▶ Given instruction
Below is a listing; copy all of it exactly.

▶ Extracted information
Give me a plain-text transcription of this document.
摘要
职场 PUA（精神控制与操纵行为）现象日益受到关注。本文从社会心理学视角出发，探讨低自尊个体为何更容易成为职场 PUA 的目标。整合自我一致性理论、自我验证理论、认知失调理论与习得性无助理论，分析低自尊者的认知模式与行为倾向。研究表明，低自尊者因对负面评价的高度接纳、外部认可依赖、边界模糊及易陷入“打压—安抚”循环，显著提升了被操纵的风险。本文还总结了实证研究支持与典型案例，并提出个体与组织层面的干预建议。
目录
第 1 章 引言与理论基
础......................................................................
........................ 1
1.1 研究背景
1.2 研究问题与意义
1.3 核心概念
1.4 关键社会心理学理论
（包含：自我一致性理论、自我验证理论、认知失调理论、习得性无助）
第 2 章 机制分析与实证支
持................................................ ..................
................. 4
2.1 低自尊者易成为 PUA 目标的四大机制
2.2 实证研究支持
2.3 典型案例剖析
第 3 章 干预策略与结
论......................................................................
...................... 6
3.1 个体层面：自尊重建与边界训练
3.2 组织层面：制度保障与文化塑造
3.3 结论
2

▶ The output
Give me a plain-text transcription of this document.
摘要
职场 PUA（精神控制与操纵行为）现象日益受到关注。本文从社会心理学视角出发，探讨低自尊个体为何更容易成为职场 PUA 的目标。整合自我一致性理论、自我验证理论、认知失调理论与习得性无助理论，分析低自尊者的认知模式与行为倾向。研究表明，低自尊者因对负面评价的高度接纳、外部认可依赖、边界模糊及易陷入“打压—安抚”循环，显著提升了被操纵的风险。本文还总结了实证研究支持与典型案例，并提出个体与组织层面的干预建议。
目录
第 1 章 引言与理论基
础......................................................................
........................ 1
1.1 研究背景
1.2 研究问题与意义
1.3 核心概念
1.4 关键社会心理学理论
（包含：自我一致性理论、自我验证理论、认知失调理论、习得性无助）
第 2 章 机制分析与实证支
持................................................ ..................
................. 4
2.1 低自尊者易成为 PUA 目标的四大机制
2.2 实证研究支持
2.3 典型案例剖析
第 3 章 干预策略与结
论......................................................................
...................... 6
3.1 个体层面：自尊重建与边界训练
3.2 组织层面：制度保障与文化塑造
3.3 结论
2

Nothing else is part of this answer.